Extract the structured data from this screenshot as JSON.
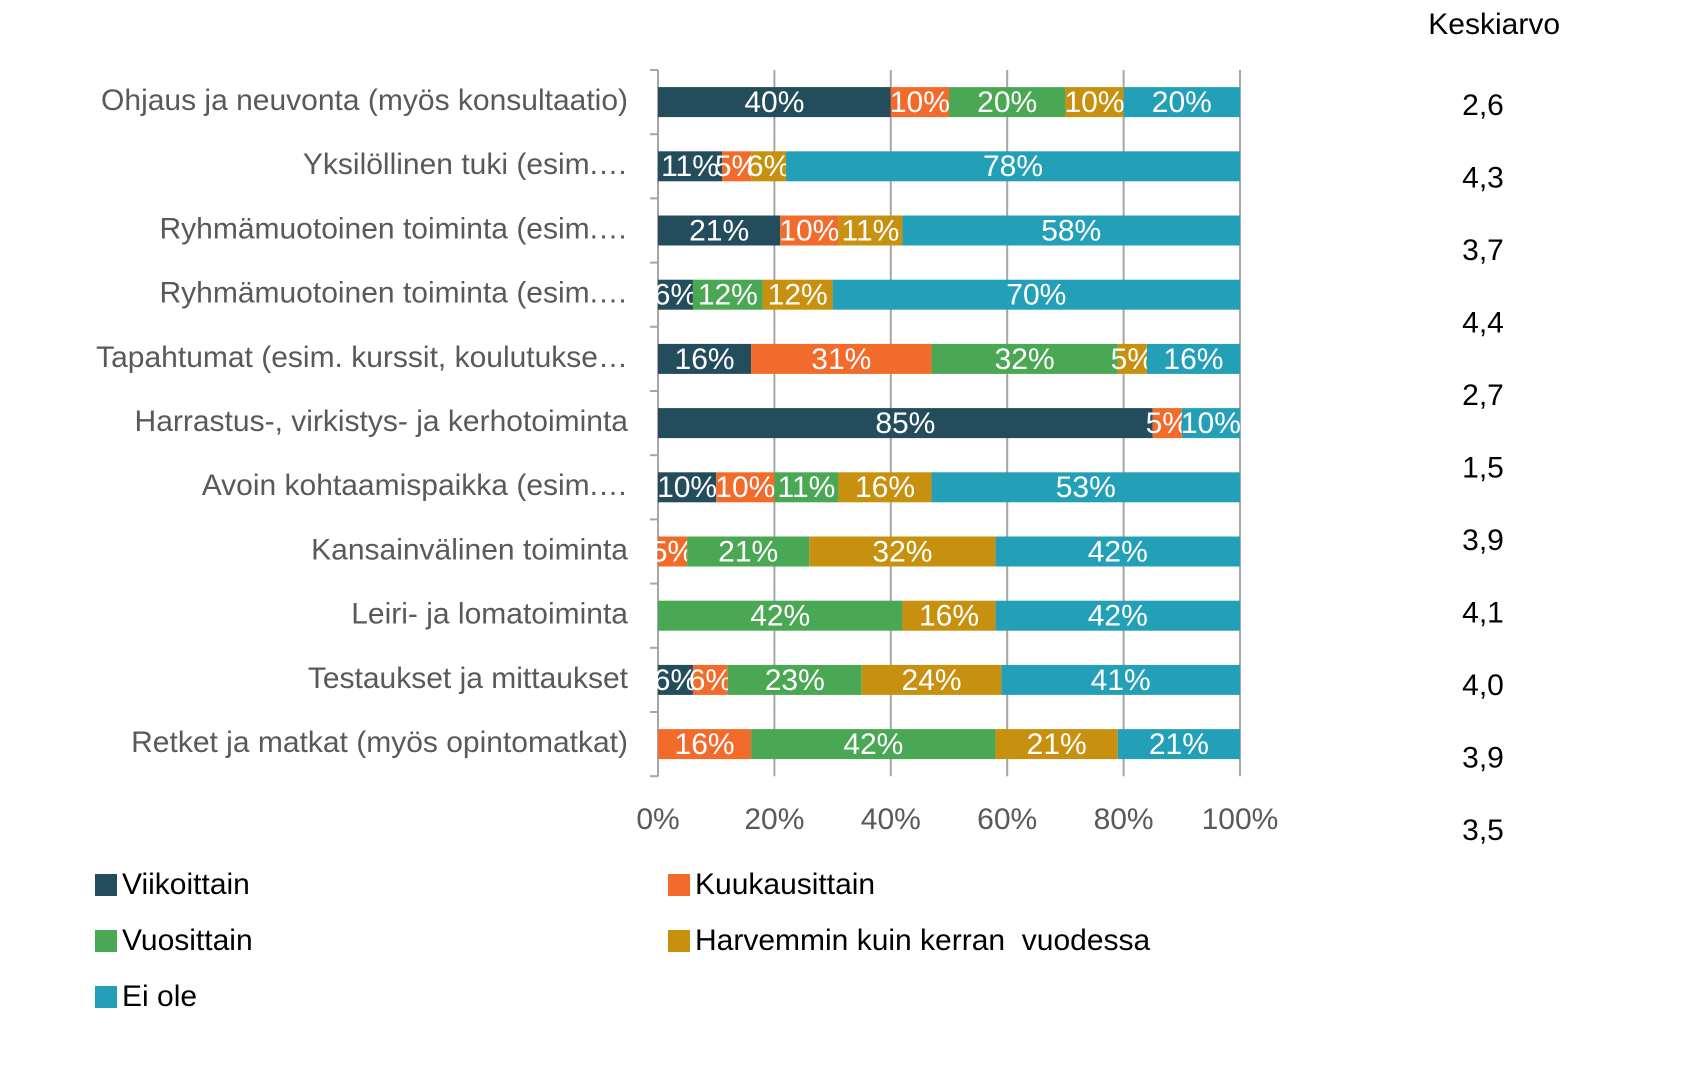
{
  "chart_data": {
    "type": "stacked_barh",
    "categories": [
      "Ohjaus ja neuvonta (myös konsultaatio)",
      "Yksilöllinen tuki (esim.…",
      "Ryhmämuotoinen toiminta (esim.…",
      "Ryhmämuotoinen toiminta (esim.…",
      "Tapahtumat (esim. kurssit, koulutukse…",
      "Harrastus-, virkistys- ja kerhotoiminta",
      "Avoin kohtaamispaikka (esim.…",
      "Kansainvälinen toiminta",
      "Leiri- ja lomatoiminta",
      "Testaukset ja mittaukset",
      "Retket ja matkat (myös opintomatkat)"
    ],
    "series": [
      {
        "name": "Viikoittain",
        "color": "#234d5c",
        "values": [
          40,
          11,
          21,
          6,
          16,
          85,
          10,
          0,
          0,
          6,
          0
        ],
        "value_labels": [
          "40%",
          "11%",
          "21%",
          "6%",
          "16%",
          "85%",
          "10%",
          null,
          null,
          "6%",
          null
        ]
      },
      {
        "name": "Kuukausittain",
        "color": "#f26b2a",
        "values": [
          10,
          5,
          10,
          0,
          31,
          5,
          10,
          5,
          0,
          6,
          16
        ],
        "value_labels": [
          "10%",
          "5%",
          "10%",
          null,
          "31%",
          "5%",
          "10%",
          "5%",
          null,
          "6%",
          "16%"
        ]
      },
      {
        "name": "Vuosittain",
        "color": "#4aa854",
        "values": [
          20,
          0,
          0,
          12,
          32,
          0,
          11,
          21,
          42,
          23,
          42
        ],
        "value_labels": [
          "20%",
          null,
          null,
          "12%",
          "32%",
          null,
          "11%",
          "21%",
          "42%",
          "23%",
          "42%"
        ]
      },
      {
        "name": "Harvemmin kuin kerran  vuodessa",
        "color": "#c8900f",
        "values": [
          10,
          6,
          11,
          12,
          5,
          0,
          16,
          32,
          16,
          24,
          21
        ],
        "value_labels": [
          "10%",
          "6%",
          "11%",
          "12%",
          "5%",
          null,
          "16%",
          "32%",
          "16%",
          "24%",
          "21%"
        ]
      },
      {
        "name": "Ei ole",
        "color": "#23a0b8",
        "values": [
          20,
          78,
          58,
          70,
          16,
          10,
          53,
          42,
          42,
          41,
          21
        ],
        "value_labels": [
          "20%",
          "78%",
          "58%",
          "70%",
          "16%",
          "10%",
          "53%",
          "42%",
          "42%",
          "41%",
          "21%"
        ]
      }
    ],
    "xlim": [
      0,
      100
    ],
    "xticks": [
      {
        "value": 0,
        "label": "0%"
      },
      {
        "value": 20,
        "label": "20%"
      },
      {
        "value": 40,
        "label": "40%"
      },
      {
        "value": 60,
        "label": "60%"
      },
      {
        "value": 80,
        "label": "80%"
      },
      {
        "value": 100,
        "label": "100%"
      }
    ],
    "grid": true,
    "average_title": "Keskiarvo",
    "averages": [
      2.6,
      4.3,
      3.7,
      4.4,
      2.7,
      1.5,
      3.9,
      4.1,
      4.0,
      3.9,
      3.5
    ],
    "average_labels": [
      "2,6",
      "4,3",
      "3,7",
      "4,4",
      "2,7",
      "1,5",
      "3,9",
      "4,1",
      "4,0",
      "3,9",
      "3,5"
    ]
  }
}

......

■ TASK OBJECTIVE
Only lines holding the string "color" are wanted; gather each one from the entries above.

■ SOLUTION BELOW
        "color": "#234d5c",
        "color": "#f26b2a",
        "color": "#4aa854",
        "color": "#c8900f",
        "color": "#23a0b8",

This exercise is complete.